** Start **
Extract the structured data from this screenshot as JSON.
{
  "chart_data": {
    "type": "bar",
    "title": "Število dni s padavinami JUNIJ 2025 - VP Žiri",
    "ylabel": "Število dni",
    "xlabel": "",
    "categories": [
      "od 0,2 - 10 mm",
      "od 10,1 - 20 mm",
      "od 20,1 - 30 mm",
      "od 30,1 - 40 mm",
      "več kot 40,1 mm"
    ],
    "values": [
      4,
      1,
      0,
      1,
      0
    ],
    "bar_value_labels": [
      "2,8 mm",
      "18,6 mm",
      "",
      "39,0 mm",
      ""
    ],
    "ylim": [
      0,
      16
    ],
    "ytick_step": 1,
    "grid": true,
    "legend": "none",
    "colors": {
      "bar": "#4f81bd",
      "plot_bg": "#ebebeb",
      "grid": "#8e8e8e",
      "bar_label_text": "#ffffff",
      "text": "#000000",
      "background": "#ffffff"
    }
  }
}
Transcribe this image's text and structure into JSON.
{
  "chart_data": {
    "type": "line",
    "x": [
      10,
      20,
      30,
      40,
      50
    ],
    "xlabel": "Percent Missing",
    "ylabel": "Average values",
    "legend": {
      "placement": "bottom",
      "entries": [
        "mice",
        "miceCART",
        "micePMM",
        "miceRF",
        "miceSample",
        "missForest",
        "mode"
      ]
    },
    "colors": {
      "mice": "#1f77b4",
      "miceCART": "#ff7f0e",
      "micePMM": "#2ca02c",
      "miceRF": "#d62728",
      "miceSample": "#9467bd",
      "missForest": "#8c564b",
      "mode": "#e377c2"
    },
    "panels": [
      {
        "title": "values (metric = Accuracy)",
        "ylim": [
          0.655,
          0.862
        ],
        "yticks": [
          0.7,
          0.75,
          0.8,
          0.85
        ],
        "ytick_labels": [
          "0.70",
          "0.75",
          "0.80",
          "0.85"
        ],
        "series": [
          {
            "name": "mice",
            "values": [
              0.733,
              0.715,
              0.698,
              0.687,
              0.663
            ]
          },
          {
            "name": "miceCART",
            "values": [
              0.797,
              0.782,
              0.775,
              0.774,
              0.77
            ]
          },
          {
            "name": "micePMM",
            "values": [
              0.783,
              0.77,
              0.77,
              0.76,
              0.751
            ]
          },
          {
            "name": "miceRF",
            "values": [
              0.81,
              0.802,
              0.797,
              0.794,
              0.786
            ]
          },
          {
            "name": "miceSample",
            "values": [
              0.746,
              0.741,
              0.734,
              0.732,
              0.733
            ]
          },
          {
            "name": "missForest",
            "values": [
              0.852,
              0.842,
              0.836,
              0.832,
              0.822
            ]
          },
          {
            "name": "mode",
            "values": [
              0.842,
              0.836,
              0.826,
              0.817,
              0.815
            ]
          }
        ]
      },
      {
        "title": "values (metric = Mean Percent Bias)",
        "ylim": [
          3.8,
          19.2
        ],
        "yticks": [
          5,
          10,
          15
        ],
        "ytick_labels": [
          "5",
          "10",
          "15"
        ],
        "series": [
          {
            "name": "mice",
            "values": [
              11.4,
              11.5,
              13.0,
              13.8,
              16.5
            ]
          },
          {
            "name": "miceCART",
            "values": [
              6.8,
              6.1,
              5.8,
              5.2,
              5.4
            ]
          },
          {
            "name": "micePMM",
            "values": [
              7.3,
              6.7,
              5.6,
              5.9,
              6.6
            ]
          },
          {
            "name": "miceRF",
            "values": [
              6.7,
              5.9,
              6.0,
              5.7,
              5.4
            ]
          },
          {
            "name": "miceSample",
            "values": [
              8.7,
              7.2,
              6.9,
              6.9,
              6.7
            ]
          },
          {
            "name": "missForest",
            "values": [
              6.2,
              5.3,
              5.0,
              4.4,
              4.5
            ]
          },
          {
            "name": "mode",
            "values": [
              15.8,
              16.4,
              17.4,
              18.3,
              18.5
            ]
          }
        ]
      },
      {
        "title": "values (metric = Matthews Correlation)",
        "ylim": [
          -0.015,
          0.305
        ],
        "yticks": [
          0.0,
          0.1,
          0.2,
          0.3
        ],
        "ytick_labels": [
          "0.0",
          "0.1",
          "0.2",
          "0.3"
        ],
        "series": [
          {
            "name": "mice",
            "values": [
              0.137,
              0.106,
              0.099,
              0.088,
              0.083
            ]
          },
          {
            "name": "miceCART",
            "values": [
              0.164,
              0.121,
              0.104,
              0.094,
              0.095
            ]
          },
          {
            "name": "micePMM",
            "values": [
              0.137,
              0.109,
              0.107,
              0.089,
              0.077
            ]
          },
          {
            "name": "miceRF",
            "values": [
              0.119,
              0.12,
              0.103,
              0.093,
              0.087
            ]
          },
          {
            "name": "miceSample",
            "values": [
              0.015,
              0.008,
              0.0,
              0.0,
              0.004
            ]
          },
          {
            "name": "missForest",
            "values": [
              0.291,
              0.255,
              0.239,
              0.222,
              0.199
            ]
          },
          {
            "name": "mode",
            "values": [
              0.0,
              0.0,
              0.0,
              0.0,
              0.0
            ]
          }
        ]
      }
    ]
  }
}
** End **
EXERCISE GOAL
Take the entries and copy them out exactly.

TASK OUTPUT
Extract the structured data from this screenshot as JSON.
{
  "chart_data": {
    "type": "bar",
    "title": "Število dni s padavinami JUNIJ 2025 - VP Žiri",
    "ylabel": "Število dni",
    "xlabel": "",
    "categories": [
      "od 0,2 - 10 mm",
      "od 10,1 - 20 mm",
      "od 20,1 - 30 mm",
      "od 30,1 - 40 mm",
      "več kot 40,1 mm"
    ],
    "values": [
      4,
      1,
      0,
      1,
      0
    ],
    "bar_value_labels": [
      "2,8 mm",
      "18,6 mm",
      "",
      "39,0 mm",
      ""
    ],
    "ylim": [
      0,
      16
    ],
    "ytick_step": 1,
    "grid": true,
    "legend": "none",
    "colors": {
      "bar": "#4f81bd",
      "plot_bg": "#ebebeb",
      "grid": "#8e8e8e",
      "bar_label_text": "#ffffff",
      "text": "#000000",
      "background": "#ffffff"
    }
  }
}
Transcribe this image's text and structure into JSON.
{
  "chart_data": {
    "type": "line",
    "x": [
      10,
      20,
      30,
      40,
      50
    ],
    "xlabel": "Percent Missing",
    "ylabel": "Average values",
    "legend": {
      "placement": "bottom",
      "entries": [
        "mice",
        "miceCART",
        "micePMM",
        "miceRF",
        "miceSample",
        "missForest",
        "mode"
      ]
    },
    "colors": {
      "mice": "#1f77b4",
      "miceCART": "#ff7f0e",
      "micePMM": "#2ca02c",
      "miceRF": "#d62728",
      "miceSample": "#9467bd",
      "missForest": "#8c564b",
      "mode": "#e377c2"
    },
    "panels": [
      {
        "title": "values (metric = Accuracy)",
        "ylim": [
          0.655,
          0.862
        ],
        "yticks": [
          0.7,
          0.75,
          0.8,
          0.85
        ],
        "ytick_labels": [
          "0.70",
          "0.75",
          "0.80",
          "0.85"
        ],
        "series": [
          {
            "name": "mice",
            "values": [
              0.733,
              0.715,
              0.698,
              0.687,
              0.663
            ]
          },
          {
            "name": "miceCART",
            "values": [
              0.797,
              0.782,
              0.775,
              0.774,
              0.77
            ]
          },
          {
            "name": "micePMM",
            "values": [
              0.783,
              0.77,
              0.77,
              0.76,
              0.751
            ]
          },
          {
            "name": "miceRF",
            "values": [
              0.81,
              0.802,
              0.797,
              0.794,
              0.786
            ]
          },
          {
            "name": "miceSample",
            "values": [
              0.746,
              0.741,
              0.734,
              0.732,
              0.733
            ]
          },
          {
            "name": "missForest",
            "values": [
              0.852,
              0.842,
              0.836,
              0.832,
              0.822
            ]
          },
          {
            "name": "mode",
            "values": [
              0.842,
              0.836,
              0.826,
              0.817,
              0.815
            ]
          }
        ]
      },
      {
        "title": "values (metric = Mean Percent Bias)",
        "ylim": [
          3.8,
          19.2
        ],
        "yticks": [
          5,
          10,
          15
        ],
        "ytick_labels": [
          "5",
          "10",
          "15"
        ],
        "series": [
          {
            "name": "mice",
            "values": [
              11.4,
              11.5,
              13.0,
              13.8,
              16.5
            ]
          },
          {
            "name": "miceCART",
            "values": [
              6.8,
              6.1,
              5.8,
              5.2,
              5.4
            ]
          },
          {
            "name": "micePMM",
            "values": [
              7.3,
              6.7,
              5.6,
              5.9,
              6.6
            ]
          },
          {
            "name": "miceRF",
            "values": [
              6.7,
              5.9,
              6.0,
              5.7,
              5.4
            ]
          },
          {
            "name": "miceSample",
            "values": [
              8.7,
              7.2,
              6.9,
              6.9,
              6.7
            ]
          },
          {
            "name": "missForest",
            "values": [
              6.2,
              5.3,
              5.0,
              4.4,
              4.5
            ]
          },
          {
            "name": "mode",
            "values": [
              15.8,
              16.4,
              17.4,
              18.3,
              18.5
            ]
          }
        ]
      },
      {
        "title": "values (metric = Matthews Correlation)",
        "ylim": [
          -0.015,
          0.305
        ],
        "yticks": [
          0.0,
          0.1,
          0.2,
          0.3
        ],
        "ytick_labels": [
          "0.0",
          "0.1",
          "0.2",
          "0.3"
        ],
        "series": [
          {
            "name": "mice",
            "values": [
              0.137,
              0.106,
              0.099,
              0.088,
              0.083
            ]
          },
          {
            "name": "miceCART",
            "values": [
              0.164,
              0.121,
              0.104,
              0.094,
              0.095
            ]
          },
          {
            "name": "micePMM",
            "values": [
              0.137,
              0.109,
              0.107,
              0.089,
              0.077
            ]
          },
          {
            "name": "miceRF",
            "values": [
              0.119,
              0.12,
              0.103,
              0.093,
              0.087
            ]
          },
          {
            "name": "miceSample",
            "values": [
              0.015,
              0.008,
              0.0,
              0.0,
              0.004
            ]
          },
          {
            "name": "missForest",
            "values": [
              0.291,
              0.255,
              0.239,
              0.222,
              0.199
            ]
          },
          {
            "name": "mode",
            "values": [
              0.0,
              0.0,
              0.0,
              0.0,
              0.0
            ]
          }
        ]
      }
    ]
  }
}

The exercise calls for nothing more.